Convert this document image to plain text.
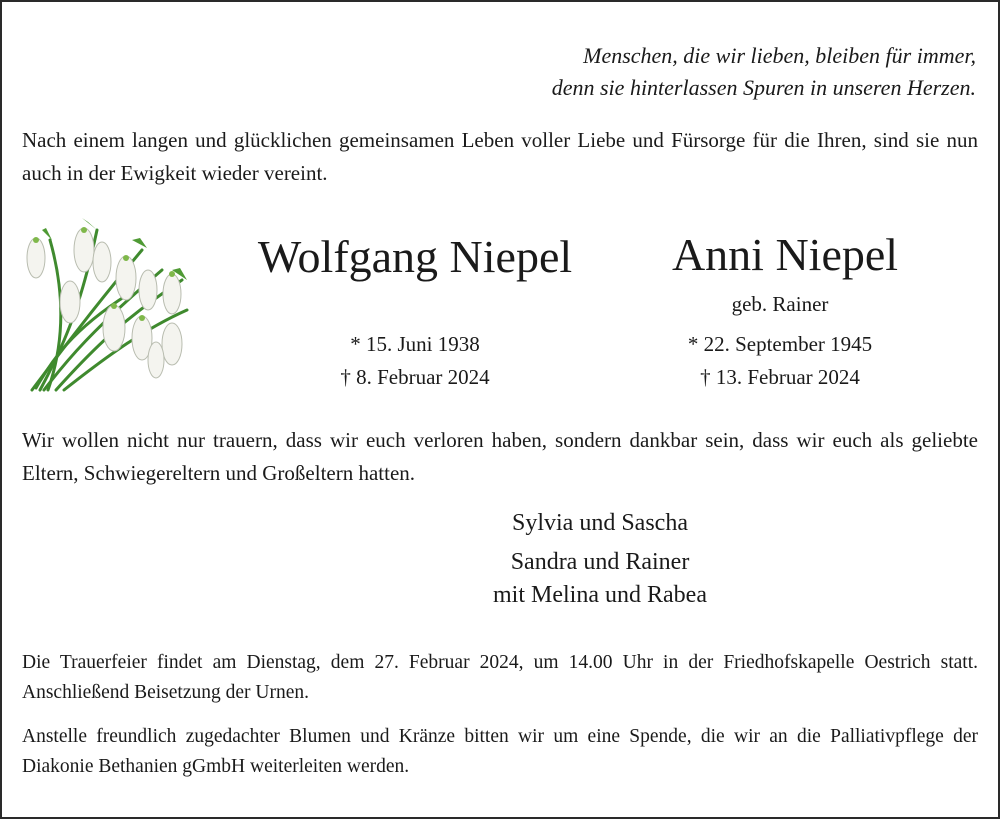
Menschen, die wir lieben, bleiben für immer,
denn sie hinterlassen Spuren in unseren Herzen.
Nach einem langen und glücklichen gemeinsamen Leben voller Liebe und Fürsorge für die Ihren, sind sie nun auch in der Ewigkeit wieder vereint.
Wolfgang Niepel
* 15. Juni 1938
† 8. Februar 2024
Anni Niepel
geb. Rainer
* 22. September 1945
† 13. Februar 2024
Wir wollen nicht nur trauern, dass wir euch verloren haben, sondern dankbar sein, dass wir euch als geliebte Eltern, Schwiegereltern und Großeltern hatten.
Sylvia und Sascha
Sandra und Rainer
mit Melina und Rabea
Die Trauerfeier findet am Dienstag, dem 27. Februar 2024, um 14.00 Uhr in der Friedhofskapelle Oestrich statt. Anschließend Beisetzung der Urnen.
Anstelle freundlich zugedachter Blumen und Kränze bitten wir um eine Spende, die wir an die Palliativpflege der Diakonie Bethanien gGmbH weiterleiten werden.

------

• _Work instructions_
In your copy, repeat each record exactly and include no pictures.

• _Solution to the exercise_
Convert this document image to plain text.
Menschen, die wir lieben, bleiben für immer,
denn sie hinterlassen Spuren in unseren Herzen.
Nach einem langen und glücklichen gemeinsamen Leben voller Liebe und Fürsorge für die Ihren, sind sie nun auch in der Ewigkeit wieder vereint.
Wolfgang Niepel
* 15. Juni 1938
† 8. Februar 2024
Anni Niepel
geb. Rainer
* 22. September 1945
† 13. Februar 2024
Wir wollen nicht nur trauern, dass wir euch verloren haben, sondern dankbar sein, dass wir euch als geliebte Eltern, Schwiegereltern und Großeltern hatten.
Sylvia und Sascha
Sandra und Rainer
mit Melina und Rabea
Die Trauerfeier findet am Dienstag, dem 27. Februar 2024, um 14.00 Uhr in der Friedhofskapelle Oestrich statt. Anschließend Beisetzung der Urnen.
Anstelle freundlich zugedachter Blumen und Kränze bitten wir um eine Spende, die wir an die Palliativpflege der Diakonie Bethanien gGmbH weiterleiten werden.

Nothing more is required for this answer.